(Dataset records on visual material)
--*--

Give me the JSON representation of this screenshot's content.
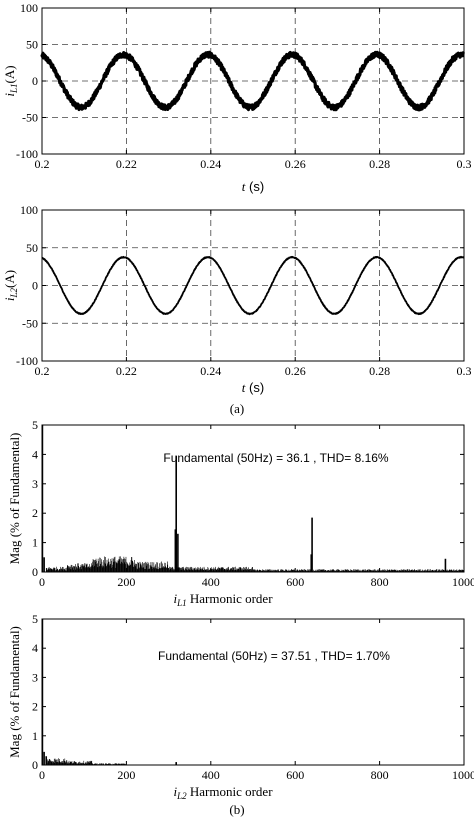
{
  "captions": {
    "a": "(a)",
    "b": "(b)"
  },
  "chart_data": [
    {
      "type": "line",
      "id": "iL1-time",
      "ylabel_main": "i",
      "ylabel_sub": "L1",
      "ylabel_unit": "(A)",
      "xlabel_main": "t",
      "xlabel_unit": " (s)",
      "xlim": [
        0.2,
        0.3
      ],
      "ylim": [
        -100,
        100
      ],
      "xticks": [
        "0.2",
        "0.22",
        "0.24",
        "0.26",
        "0.28",
        "0.3"
      ],
      "yticks": [
        "-100",
        "-50",
        "0",
        "50",
        "100"
      ],
      "xgrid": [
        0.22,
        0.24,
        0.26,
        0.28
      ],
      "ygrid": [
        -50,
        0,
        50
      ],
      "grid": true,
      "series": [
        {
          "frequency_hz": 50,
          "amplitude": 36.1,
          "noise_amplitude": 3.5,
          "stroke_width": 3.2
        }
      ]
    },
    {
      "type": "line",
      "id": "iL2-time",
      "ylabel_main": "i",
      "ylabel_sub": "L2",
      "ylabel_unit": "(A)",
      "xlabel_main": "t",
      "xlabel_unit": " (s)",
      "xlim": [
        0.2,
        0.3
      ],
      "ylim": [
        -100,
        100
      ],
      "xticks": [
        "0.2",
        "0.22",
        "0.24",
        "0.26",
        "0.28",
        "0.3"
      ],
      "yticks": [
        "-100",
        "-50",
        "0",
        "50",
        "100"
      ],
      "xgrid": [
        0.22,
        0.24,
        0.26,
        0.28
      ],
      "ygrid": [
        -50,
        0,
        50
      ],
      "grid": true,
      "series": [
        {
          "frequency_hz": 50,
          "amplitude": 37.51,
          "noise_amplitude": 0.6,
          "stroke_width": 1.8
        }
      ]
    },
    {
      "type": "bar",
      "id": "iL1-spectrum",
      "ylabel": "Mag (% of Fundamental)",
      "xlabel_main": "i",
      "xlabel_sub": "L1",
      "xlabel_rest": " Harmonic order",
      "xlim": [
        0,
        1000
      ],
      "ylim": [
        0,
        5
      ],
      "xticks": [
        "0",
        "200",
        "400",
        "600",
        "800",
        "1000"
      ],
      "yticks": [
        "0",
        "1",
        "2",
        "3",
        "4",
        "5"
      ],
      "annotation": "Fundamental (50Hz) = 36.1 , THD= 8.16%",
      "spikes": [
        {
          "order": 1,
          "value": 5.5
        },
        {
          "order": 5,
          "value": 0.5
        },
        {
          "order": 318,
          "value": 3.95
        },
        {
          "order": 316,
          "value": 1.45
        },
        {
          "order": 322,
          "value": 1.3
        },
        {
          "order": 640,
          "value": 1.85
        },
        {
          "order": 638,
          "value": 0.6
        },
        {
          "order": 956,
          "value": 0.45
        }
      ],
      "noise_floor": [
        {
          "from": 10,
          "to": 60,
          "level": 0.15
        },
        {
          "from": 60,
          "to": 120,
          "level": 0.25
        },
        {
          "from": 120,
          "to": 220,
          "level": 0.45
        },
        {
          "from": 220,
          "to": 300,
          "level": 0.3
        },
        {
          "from": 300,
          "to": 500,
          "level": 0.15
        },
        {
          "from": 500,
          "to": 1000,
          "level": 0.08
        }
      ]
    },
    {
      "type": "bar",
      "id": "iL2-spectrum",
      "ylabel": "Mag (% of Fundamental)",
      "xlabel_main": "i",
      "xlabel_sub": "L2",
      "xlabel_rest": " Harmonic order",
      "xlim": [
        0,
        1000
      ],
      "ylim": [
        0,
        5
      ],
      "xticks": [
        "0",
        "200",
        "400",
        "600",
        "800",
        "1000"
      ],
      "yticks": [
        "0",
        "1",
        "2",
        "3",
        "4",
        "5"
      ],
      "annotation": "Fundamental (50Hz) = 37.51 , THD= 1.70%",
      "spikes": [
        {
          "order": 1,
          "value": 5.5
        },
        {
          "order": 5,
          "value": 0.45
        },
        {
          "order": 10,
          "value": 0.3
        },
        {
          "order": 318,
          "value": 0.1
        }
      ],
      "noise_floor": [
        {
          "from": 12,
          "to": 60,
          "level": 0.2
        },
        {
          "from": 60,
          "to": 120,
          "level": 0.12
        },
        {
          "from": 120,
          "to": 200,
          "level": 0.05
        },
        {
          "from": 200,
          "to": 1000,
          "level": 0.015
        }
      ]
    }
  ]
}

--*--

Repeat the material above word for word, please, apart from its images.

* **Solution**:
Give me the JSON representation of this screenshot's content.
{
  "captions": {
    "a": "(a)",
    "b": "(b)"
  },
  "chart_data": [
    {
      "type": "line",
      "id": "iL1-time",
      "ylabel_main": "i",
      "ylabel_sub": "L1",
      "ylabel_unit": "(A)",
      "xlabel_main": "t",
      "xlabel_unit": " (s)",
      "xlim": [
        0.2,
        0.3
      ],
      "ylim": [
        -100,
        100
      ],
      "xticks": [
        "0.2",
        "0.22",
        "0.24",
        "0.26",
        "0.28",
        "0.3"
      ],
      "yticks": [
        "-100",
        "-50",
        "0",
        "50",
        "100"
      ],
      "xgrid": [
        0.22,
        0.24,
        0.26,
        0.28
      ],
      "ygrid": [
        -50,
        0,
        50
      ],
      "grid": true,
      "series": [
        {
          "frequency_hz": 50,
          "amplitude": 36.1,
          "noise_amplitude": 3.5,
          "stroke_width": 3.2
        }
      ]
    },
    {
      "type": "line",
      "id": "iL2-time",
      "ylabel_main": "i",
      "ylabel_sub": "L2",
      "ylabel_unit": "(A)",
      "xlabel_main": "t",
      "xlabel_unit": " (s)",
      "xlim": [
        0.2,
        0.3
      ],
      "ylim": [
        -100,
        100
      ],
      "xticks": [
        "0.2",
        "0.22",
        "0.24",
        "0.26",
        "0.28",
        "0.3"
      ],
      "yticks": [
        "-100",
        "-50",
        "0",
        "50",
        "100"
      ],
      "xgrid": [
        0.22,
        0.24,
        0.26,
        0.28
      ],
      "ygrid": [
        -50,
        0,
        50
      ],
      "grid": true,
      "series": [
        {
          "frequency_hz": 50,
          "amplitude": 37.51,
          "noise_amplitude": 0.6,
          "stroke_width": 1.8
        }
      ]
    },
    {
      "type": "bar",
      "id": "iL1-spectrum",
      "ylabel": "Mag (% of Fundamental)",
      "xlabel_main": "i",
      "xlabel_sub": "L1",
      "xlabel_rest": " Harmonic order",
      "xlim": [
        0,
        1000
      ],
      "ylim": [
        0,
        5
      ],
      "xticks": [
        "0",
        "200",
        "400",
        "600",
        "800",
        "1000"
      ],
      "yticks": [
        "0",
        "1",
        "2",
        "3",
        "4",
        "5"
      ],
      "annotation": "Fundamental (50Hz) = 36.1 , THD= 8.16%",
      "spikes": [
        {
          "order": 1,
          "value": 5.5
        },
        {
          "order": 5,
          "value": 0.5
        },
        {
          "order": 318,
          "value": 3.95
        },
        {
          "order": 316,
          "value": 1.45
        },
        {
          "order": 322,
          "value": 1.3
        },
        {
          "order": 640,
          "value": 1.85
        },
        {
          "order": 638,
          "value": 0.6
        },
        {
          "order": 956,
          "value": 0.45
        }
      ],
      "noise_floor": [
        {
          "from": 10,
          "to": 60,
          "level": 0.15
        },
        {
          "from": 60,
          "to": 120,
          "level": 0.25
        },
        {
          "from": 120,
          "to": 220,
          "level": 0.45
        },
        {
          "from": 220,
          "to": 300,
          "level": 0.3
        },
        {
          "from": 300,
          "to": 500,
          "level": 0.15
        },
        {
          "from": 500,
          "to": 1000,
          "level": 0.08
        }
      ]
    },
    {
      "type": "bar",
      "id": "iL2-spectrum",
      "ylabel": "Mag (% of Fundamental)",
      "xlabel_main": "i",
      "xlabel_sub": "L2",
      "xlabel_rest": " Harmonic order",
      "xlim": [
        0,
        1000
      ],
      "ylim": [
        0,
        5
      ],
      "xticks": [
        "0",
        "200",
        "400",
        "600",
        "800",
        "1000"
      ],
      "yticks": [
        "0",
        "1",
        "2",
        "3",
        "4",
        "5"
      ],
      "annotation": "Fundamental (50Hz) = 37.51 , THD= 1.70%",
      "spikes": [
        {
          "order": 1,
          "value": 5.5
        },
        {
          "order": 5,
          "value": 0.45
        },
        {
          "order": 10,
          "value": 0.3
        },
        {
          "order": 318,
          "value": 0.1
        }
      ],
      "noise_floor": [
        {
          "from": 12,
          "to": 60,
          "level": 0.2
        },
        {
          "from": 60,
          "to": 120,
          "level": 0.12
        },
        {
          "from": 120,
          "to": 200,
          "level": 0.05
        },
        {
          "from": 200,
          "to": 1000,
          "level": 0.015
        }
      ]
    }
  ]
}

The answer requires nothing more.